[Records]
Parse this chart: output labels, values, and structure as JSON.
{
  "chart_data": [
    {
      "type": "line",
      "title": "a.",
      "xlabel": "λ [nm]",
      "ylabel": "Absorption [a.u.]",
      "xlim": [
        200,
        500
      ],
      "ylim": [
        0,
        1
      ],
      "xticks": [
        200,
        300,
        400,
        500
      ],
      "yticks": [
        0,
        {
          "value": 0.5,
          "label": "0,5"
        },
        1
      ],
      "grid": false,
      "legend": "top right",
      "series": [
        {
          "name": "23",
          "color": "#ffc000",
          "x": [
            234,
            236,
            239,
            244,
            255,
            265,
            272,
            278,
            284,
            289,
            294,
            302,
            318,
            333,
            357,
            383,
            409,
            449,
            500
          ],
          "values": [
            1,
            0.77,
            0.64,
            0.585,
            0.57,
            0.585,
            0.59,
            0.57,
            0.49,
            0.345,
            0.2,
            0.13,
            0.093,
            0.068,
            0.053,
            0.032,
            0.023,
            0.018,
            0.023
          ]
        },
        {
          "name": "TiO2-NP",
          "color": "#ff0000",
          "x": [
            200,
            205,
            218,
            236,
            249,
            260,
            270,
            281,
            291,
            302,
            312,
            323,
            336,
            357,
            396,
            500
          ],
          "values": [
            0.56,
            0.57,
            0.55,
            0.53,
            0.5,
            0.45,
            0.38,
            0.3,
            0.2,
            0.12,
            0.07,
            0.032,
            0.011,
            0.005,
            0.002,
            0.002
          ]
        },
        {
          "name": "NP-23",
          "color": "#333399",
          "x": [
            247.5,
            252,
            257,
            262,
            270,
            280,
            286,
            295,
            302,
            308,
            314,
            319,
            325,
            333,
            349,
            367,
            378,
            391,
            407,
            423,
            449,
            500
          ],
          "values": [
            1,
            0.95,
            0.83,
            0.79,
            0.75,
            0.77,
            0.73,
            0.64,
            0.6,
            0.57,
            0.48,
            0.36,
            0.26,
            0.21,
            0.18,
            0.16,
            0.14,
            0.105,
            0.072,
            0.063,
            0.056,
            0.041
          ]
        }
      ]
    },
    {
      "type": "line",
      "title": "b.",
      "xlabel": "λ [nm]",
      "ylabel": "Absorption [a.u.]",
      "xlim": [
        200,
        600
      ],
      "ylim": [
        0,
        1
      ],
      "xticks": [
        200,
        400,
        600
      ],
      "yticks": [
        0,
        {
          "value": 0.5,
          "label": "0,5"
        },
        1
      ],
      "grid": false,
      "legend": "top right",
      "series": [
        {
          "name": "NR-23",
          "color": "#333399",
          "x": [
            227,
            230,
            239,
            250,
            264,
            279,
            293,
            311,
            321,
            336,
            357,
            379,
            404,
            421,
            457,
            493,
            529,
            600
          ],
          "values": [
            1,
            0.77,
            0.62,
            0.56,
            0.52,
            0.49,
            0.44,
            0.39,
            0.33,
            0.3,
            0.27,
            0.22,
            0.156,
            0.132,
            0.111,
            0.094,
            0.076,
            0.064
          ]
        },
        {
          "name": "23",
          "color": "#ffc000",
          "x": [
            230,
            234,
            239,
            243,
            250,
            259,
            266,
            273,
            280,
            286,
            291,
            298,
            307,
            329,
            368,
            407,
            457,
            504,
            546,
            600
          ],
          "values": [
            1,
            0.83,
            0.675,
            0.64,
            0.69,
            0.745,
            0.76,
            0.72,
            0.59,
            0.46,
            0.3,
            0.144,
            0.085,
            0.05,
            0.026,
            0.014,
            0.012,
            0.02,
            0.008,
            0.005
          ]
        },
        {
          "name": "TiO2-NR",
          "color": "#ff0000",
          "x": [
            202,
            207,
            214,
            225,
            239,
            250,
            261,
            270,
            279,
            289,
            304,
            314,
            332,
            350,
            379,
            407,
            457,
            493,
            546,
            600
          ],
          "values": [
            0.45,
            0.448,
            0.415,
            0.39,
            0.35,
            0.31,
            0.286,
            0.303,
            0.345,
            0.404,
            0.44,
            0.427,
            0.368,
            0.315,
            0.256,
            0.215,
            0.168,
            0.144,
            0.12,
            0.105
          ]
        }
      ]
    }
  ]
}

STATED PROBLEM
Would you reproduce all the entries exactly?

WRITTEN SOLUTION
Parse this chart: output labels, values, and structure as JSON.
{
  "chart_data": [
    {
      "type": "line",
      "title": "a.",
      "xlabel": "λ [nm]",
      "ylabel": "Absorption [a.u.]",
      "xlim": [
        200,
        500
      ],
      "ylim": [
        0,
        1
      ],
      "xticks": [
        200,
        300,
        400,
        500
      ],
      "yticks": [
        0,
        {
          "value": 0.5,
          "label": "0,5"
        },
        1
      ],
      "grid": false,
      "legend": "top right",
      "series": [
        {
          "name": "23",
          "color": "#ffc000",
          "x": [
            234,
            236,
            239,
            244,
            255,
            265,
            272,
            278,
            284,
            289,
            294,
            302,
            318,
            333,
            357,
            383,
            409,
            449,
            500
          ],
          "values": [
            1,
            0.77,
            0.64,
            0.585,
            0.57,
            0.585,
            0.59,
            0.57,
            0.49,
            0.345,
            0.2,
            0.13,
            0.093,
            0.068,
            0.053,
            0.032,
            0.023,
            0.018,
            0.023
          ]
        },
        {
          "name": "TiO2-NP",
          "color": "#ff0000",
          "x": [
            200,
            205,
            218,
            236,
            249,
            260,
            270,
            281,
            291,
            302,
            312,
            323,
            336,
            357,
            396,
            500
          ],
          "values": [
            0.56,
            0.57,
            0.55,
            0.53,
            0.5,
            0.45,
            0.38,
            0.3,
            0.2,
            0.12,
            0.07,
            0.032,
            0.011,
            0.005,
            0.002,
            0.002
          ]
        },
        {
          "name": "NP-23",
          "color": "#333399",
          "x": [
            247.5,
            252,
            257,
            262,
            270,
            280,
            286,
            295,
            302,
            308,
            314,
            319,
            325,
            333,
            349,
            367,
            378,
            391,
            407,
            423,
            449,
            500
          ],
          "values": [
            1,
            0.95,
            0.83,
            0.79,
            0.75,
            0.77,
            0.73,
            0.64,
            0.6,
            0.57,
            0.48,
            0.36,
            0.26,
            0.21,
            0.18,
            0.16,
            0.14,
            0.105,
            0.072,
            0.063,
            0.056,
            0.041
          ]
        }
      ]
    },
    {
      "type": "line",
      "title": "b.",
      "xlabel": "λ [nm]",
      "ylabel": "Absorption [a.u.]",
      "xlim": [
        200,
        600
      ],
      "ylim": [
        0,
        1
      ],
      "xticks": [
        200,
        400,
        600
      ],
      "yticks": [
        0,
        {
          "value": 0.5,
          "label": "0,5"
        },
        1
      ],
      "grid": false,
      "legend": "top right",
      "series": [
        {
          "name": "NR-23",
          "color": "#333399",
          "x": [
            227,
            230,
            239,
            250,
            264,
            279,
            293,
            311,
            321,
            336,
            357,
            379,
            404,
            421,
            457,
            493,
            529,
            600
          ],
          "values": [
            1,
            0.77,
            0.62,
            0.56,
            0.52,
            0.49,
            0.44,
            0.39,
            0.33,
            0.3,
            0.27,
            0.22,
            0.156,
            0.132,
            0.111,
            0.094,
            0.076,
            0.064
          ]
        },
        {
          "name": "23",
          "color": "#ffc000",
          "x": [
            230,
            234,
            239,
            243,
            250,
            259,
            266,
            273,
            280,
            286,
            291,
            298,
            307,
            329,
            368,
            407,
            457,
            504,
            546,
            600
          ],
          "values": [
            1,
            0.83,
            0.675,
            0.64,
            0.69,
            0.745,
            0.76,
            0.72,
            0.59,
            0.46,
            0.3,
            0.144,
            0.085,
            0.05,
            0.026,
            0.014,
            0.012,
            0.02,
            0.008,
            0.005
          ]
        },
        {
          "name": "TiO2-NR",
          "color": "#ff0000",
          "x": [
            202,
            207,
            214,
            225,
            239,
            250,
            261,
            270,
            279,
            289,
            304,
            314,
            332,
            350,
            379,
            407,
            457,
            493,
            546,
            600
          ],
          "values": [
            0.45,
            0.448,
            0.415,
            0.39,
            0.35,
            0.31,
            0.286,
            0.303,
            0.345,
            0.404,
            0.44,
            0.427,
            0.368,
            0.315,
            0.256,
            0.215,
            0.168,
            0.144,
            0.12,
            0.105
          ]
        }
      ]
    }
  ]
}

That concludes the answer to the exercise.